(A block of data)
-*-*-
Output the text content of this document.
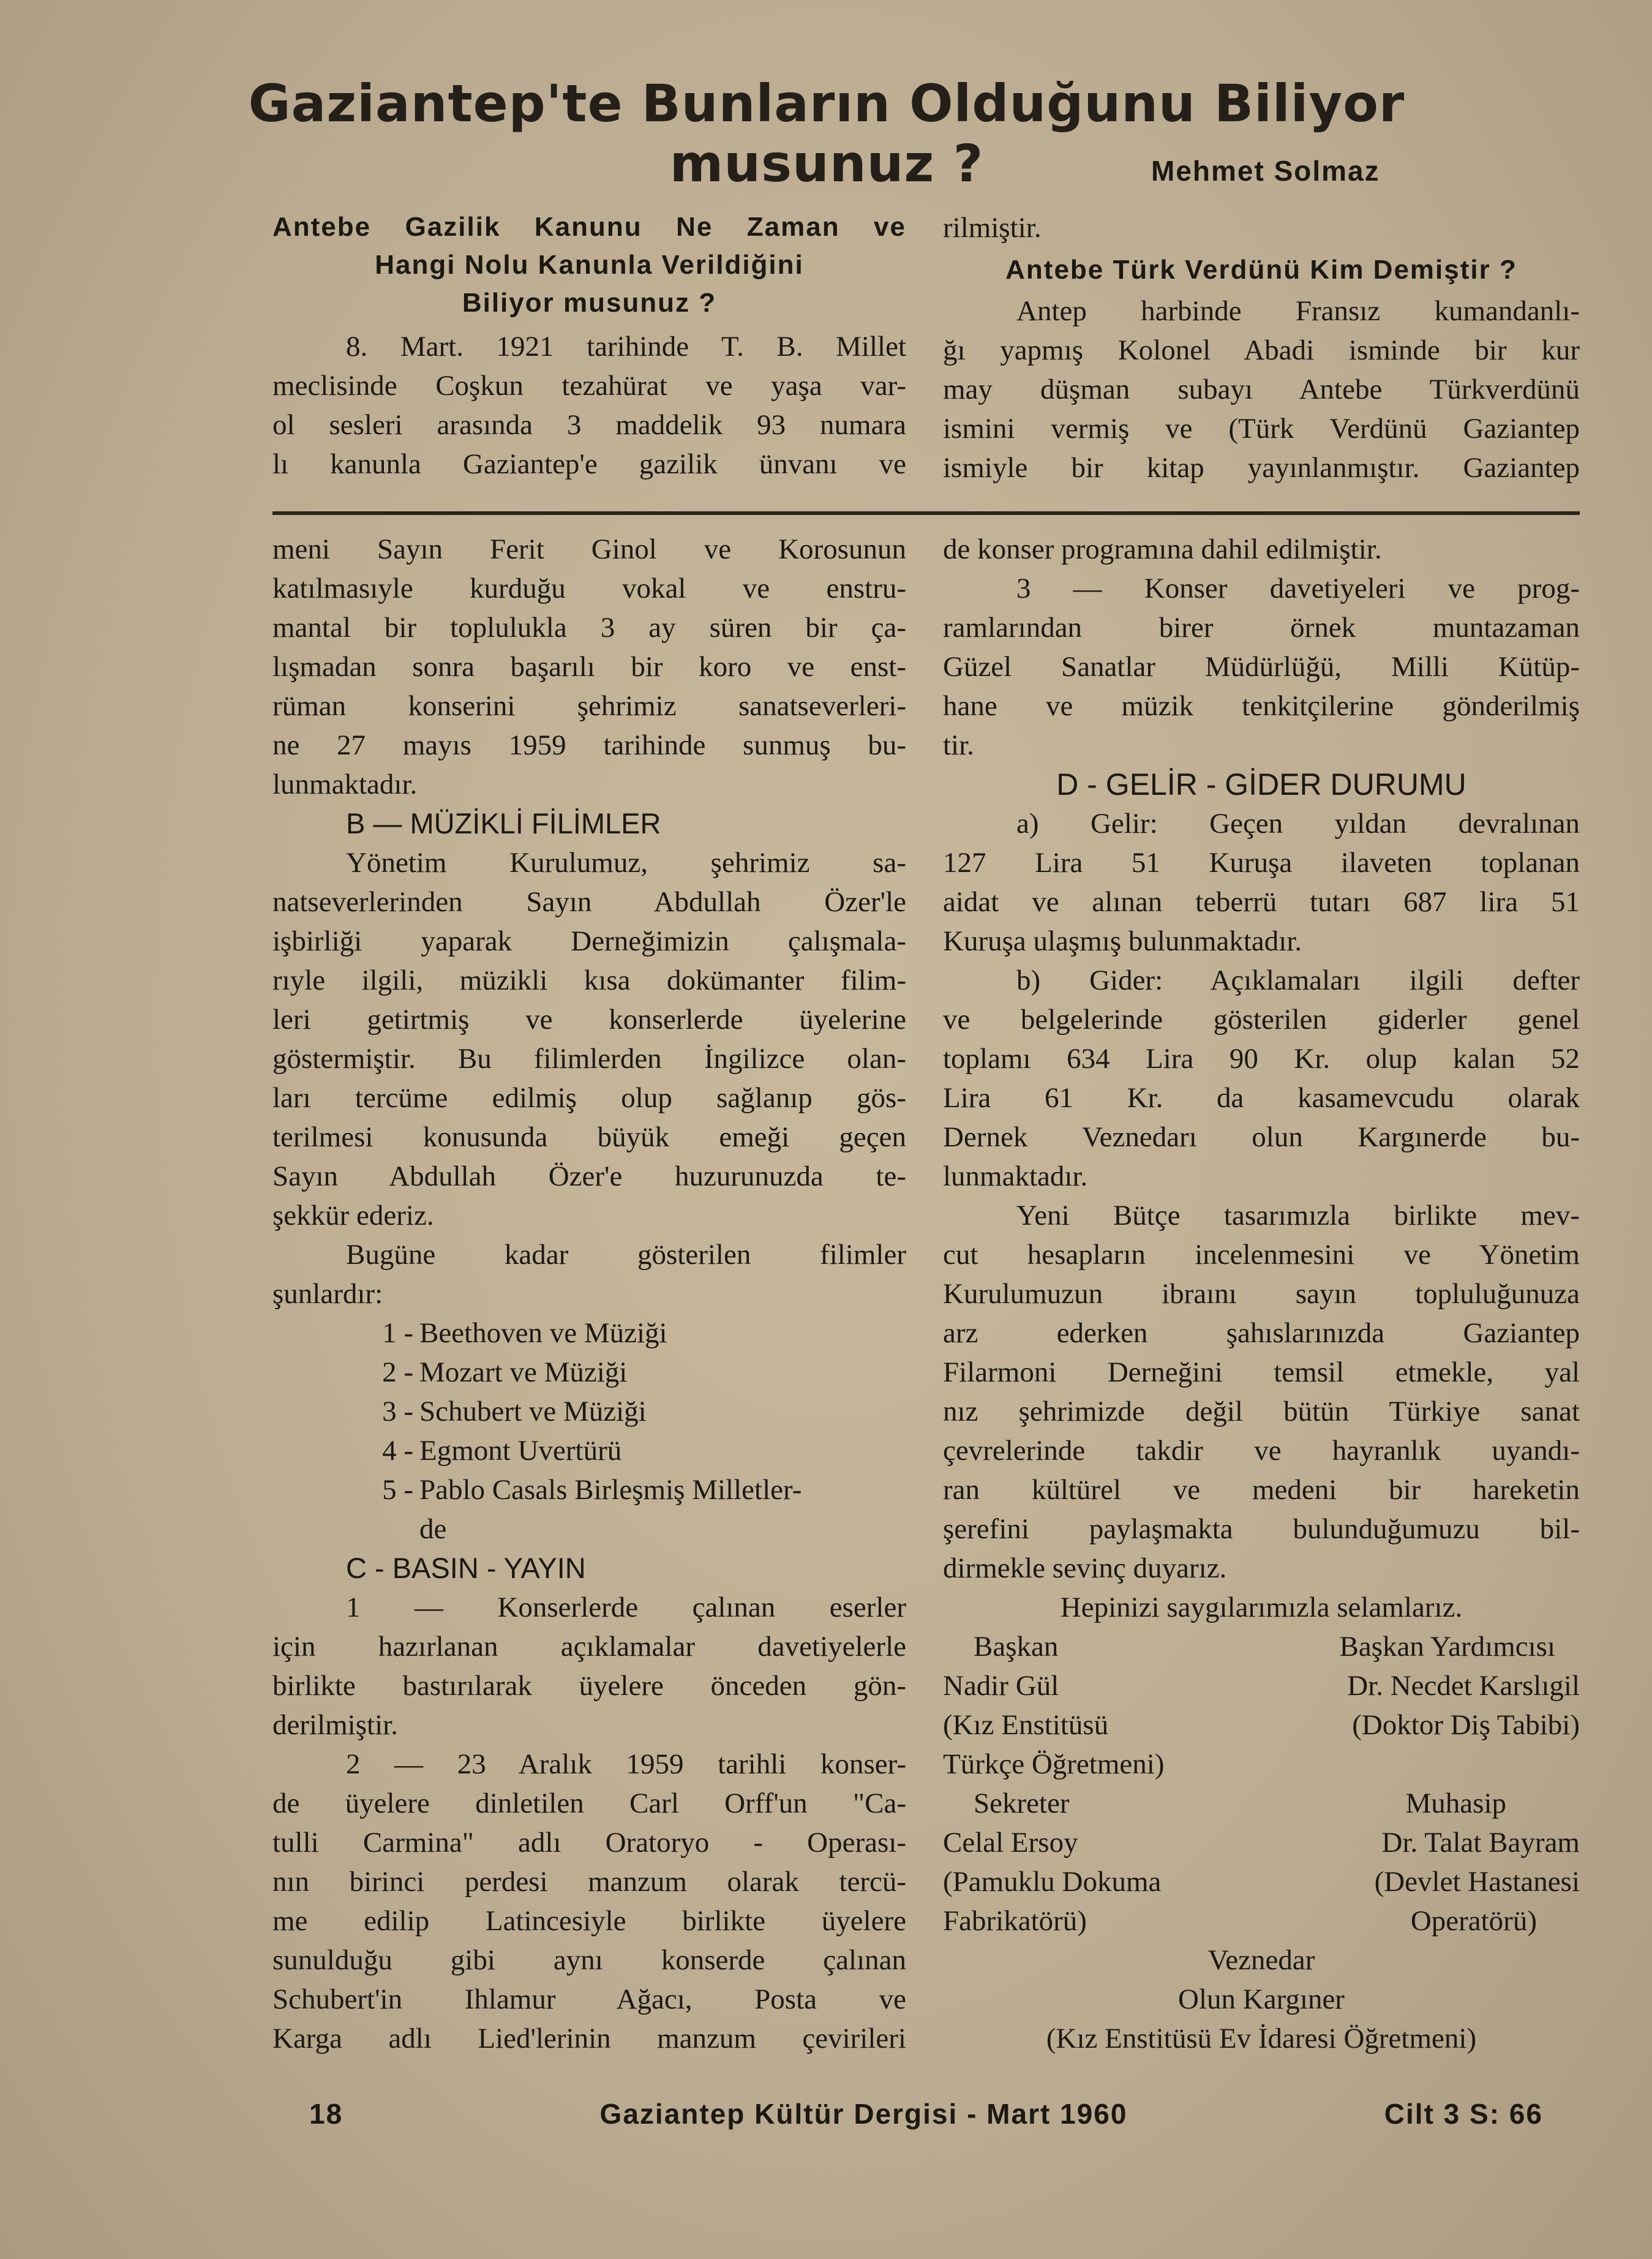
Gaziantep'te Bunların Olduğunu Biliyor musunuz ?	Mehmet Solmaz

Antebe Gazilik Kanunu Ne Zaman ve

Hangi Nolu Kanunla Verildiğini

Biliyor musunuz ?

8. Mart. 1921 tarihinde T. B. Millet

meclisinde Coşkun tezahürat ve yaşa var-

ol sesleri arasında 3 maddelik 93 numara

lı kanunla Gaziantep'e gazilik ünvanı ve

rilmiştir.

Antebe Türk Verdünü Kim Demiştir ?

Antep harbinde Fransız kumandanlı-

ğı yapmış Kolonel Abadi isminde bir kur

may düşman subayı Antebe Türkverdünü

ismini vermiş ve (Türk Verdünü Gaziantep

ismiyle bir kitap yayınlanmıştır. Gaziantep

meni Sayın Ferit Ginol ve Korosunun

katılmasıyle kurduğu vokal ve enstru-

mantal bir toplulukla 3 ay süren bir ça-

lışmadan sonra başarılı bir koro ve enst-

rüman konserini şehrimiz sanatseverleri-

ne 27 mayıs 1959 tarihinde sunmuş bu-

lunmaktadır.

B — MÜZİKLİ FİLİMLER

Yönetim Kurulumuz, şehrimiz sa-

natseverlerinden Sayın Abdullah Özer'le

işbirliği yaparak Derneğimizin çalışmala-

rıyle ilgili, müzikli kısa dokümanter filim-

leri getirtmiş ve konserlerde üyelerine

göstermiştir. Bu filimlerden İngilizce olan-

ları tercüme edilmiş olup sağlanıp gös-

terilmesi konusunda büyük emeği geçen

Sayın Abdullah Özer'e huzurunuzda te-

şekkür ederiz.

Bugüne kadar gösterilen filimler

şunlardır:

1 - Beethoven ve Müziği
2 - Mozart ve Müziği
3 - Schubert ve Müziği
4 - Egmont Uvertürü
5 - Pablo Casals Birleşmiş Milletler-

de

C - BASIN - YAYIN

1 — Konserlerde çalınan eserler

için hazırlanan açıklamalar davetiyelerle

birlikte bastırılarak üyelere önceden gön-

derilmiştir.

2 — 23 Aralık 1959 tarihli konser-

de üyelere dinletilen Carl Orff'un "Ca-

tulli Carmina" adlı Oratoryo - Operası-

nın birinci perdesi manzum olarak tercü-

me edilip Latincesiyle birlikte üyelere

sunulduğu gibi aynı konserde çalınan

Schubert'in Ihlamur Ağacı, Posta ve

Karga adlı Lied'lerinin manzum çevirileri

de konser programına dahil edilmiştir.

3 — Konser davetiyeleri ve prog-

ramlarından birer örnek muntazaman

Güzel Sanatlar Müdürlüğü, Milli Kütüp-

hane ve müzik tenkitçilerine gönderilmiş

tir.

D - GELİR - GİDER DURUMU

a) Gelir: Geçen yıldan devralınan

127 Lira 51 Kuruşa ilaveten toplanan

aidat ve alınan teberrü tutarı 687 lira 51

Kuruşa ulaşmış bulunmaktadır.

b) Gider: Açıklamaları ilgili defter

ve belgelerinde gösterilen giderler genel

toplamı 634 Lira 90 Kr. olup kalan 52

Lira 61 Kr. da kasamevcudu olarak

Dernek Veznedarı olun Kargınerde bu-

lunmaktadır.

Yeni Bütçe tasarımızla birlikte mev-

cut hesapların incelenmesini ve Yönetim

Kurulumuzun ibraını sayın topluluğunuza

arz ederken şahıslarınızda Gaziantep

Filarmoni Derneğini temsil etmekle, yal

nız şehrimizde değil bütün Türkiye sanat

çevrelerinde takdir ve hayranlık uyandı-

ran kültürel ve medeni bir hareketin

şerefini paylaşmakta bulunduğumuzu bil-

dirmekle sevinç duyarız.

Hepinizi saygılarımızla selamlarız.

Başkan	Başkan Yardımcısı
Nadir Gül	Dr. Necdet Karslıgil
(Kız Enstitüsü	(Doktor Diş Tabibi)
Türkçe Öğretmeni)
Sekreter	Muhasip
Celal Ersoy	Dr. Talat Bayram
(Pamuklu Dokuma	(Devlet Hastanesi
Fabrikatörü)	Operatörü)

Veznedar

Olun Kargıner

(Kız Enstitüsü Ev İdaresi Öğretmeni)

18	Gaziantep Kültür Dergisi - Mart 1960	Cilt 3 S: 66
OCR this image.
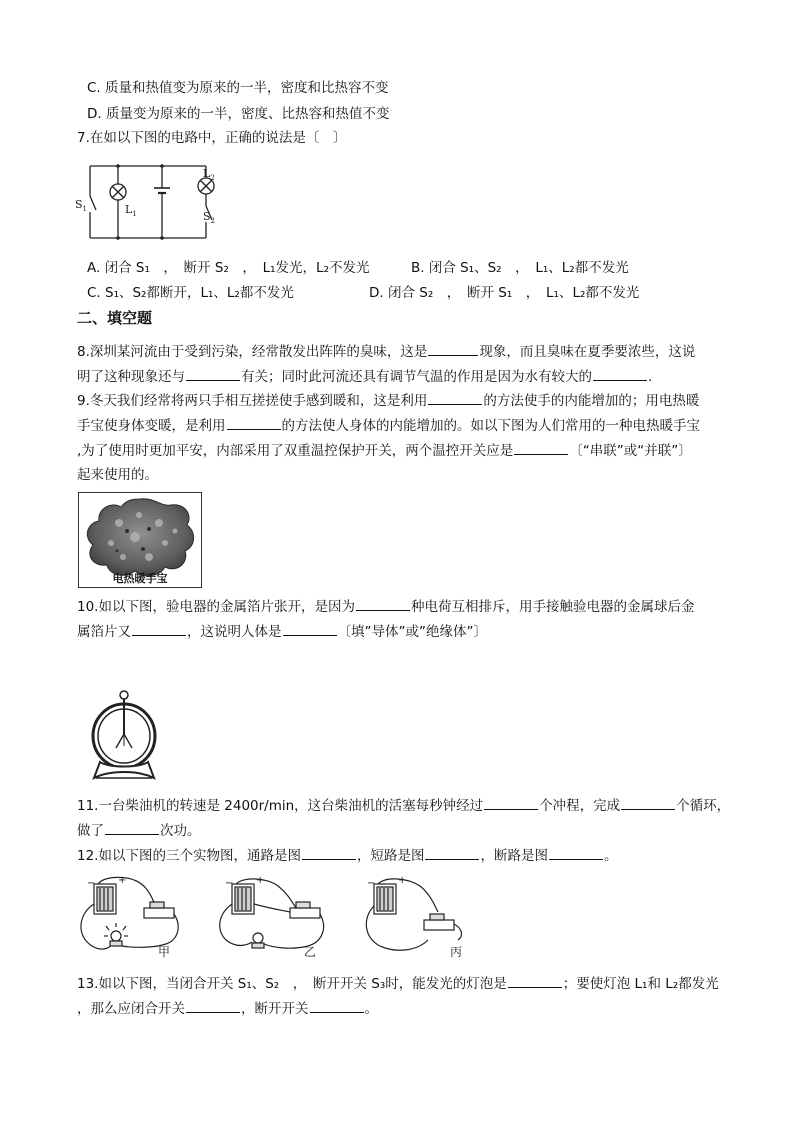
C. 质量和热值变为原来的一半，密度和比热容不变
D. 质量变为原来的一半，密度、比热容和热值不变
7.在如以下图的电路中，正确的说法是〔　〕
$S_1$	$L_1$
$L_2$
$S_2$
A. 闭合 S₁　，　断开 S₂　，　L₁发光，L₂不发光	B. 闭合 S₁、S₂　，　L₁、L₂都不发光
C. S₁、S₂都断开，L₁、L₂都不发光	D. 闭合 S₂　，　断开 S₁　，　L₁、L₂都不发光
二、填空题
8.深圳某河流由于受到污染，经常散发出阵阵的臭味，这是	现象，而且臭味在夏季要浓些，这说
明了这种现象还与	有关；同时此河流还具有调节气温的作用是因为水有较大的	.
9.冬天我们经常将两只手相互搓搓使手感到暖和，这是利用	的方法使手的内能增加的；用电热暖
手宝使身体变暖，是利用	的方法使人身体的内能增加的。如以下图为人们常用的一种电热暖手宝
,为了使用时更加平安，内部采用了双重温控保护开关，两个温控开关应是	〔“串联”或“并联”〕
起来使用的。
电热暖手宝
10.如以下图，验电器的金属箔片张开，是因为	种电荷互相排斥，用手接触验电器的金属球后金
属箔片又	，这说明人体是	〔填”导体”或”绝缘体”〕
11.一台柴油机的转速是 2400r/min，这台柴油机的活塞每秒钟经过	个冲程，完成	个循环，
做了	次功。
12.如以下图的三个实物图，通路是图	，短路是图	，断路是图	。
− +
甲
− +
乙
− +
丙
13.如以下图，当闭合开关 S₁、S₂　，　断开开关 S₃时，能发光的灯泡是	；要使灯泡 L₁和 L₂都发光
，那么应闭合开关	，断开开关	。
-*-*-
Problem requirements> Filter the entries and copy out every line with the word "olarak".

Exercise answer>
nın birinci perdesi manzum olarak tercü-
Lira 61 Kr. da kasamevcudu olarak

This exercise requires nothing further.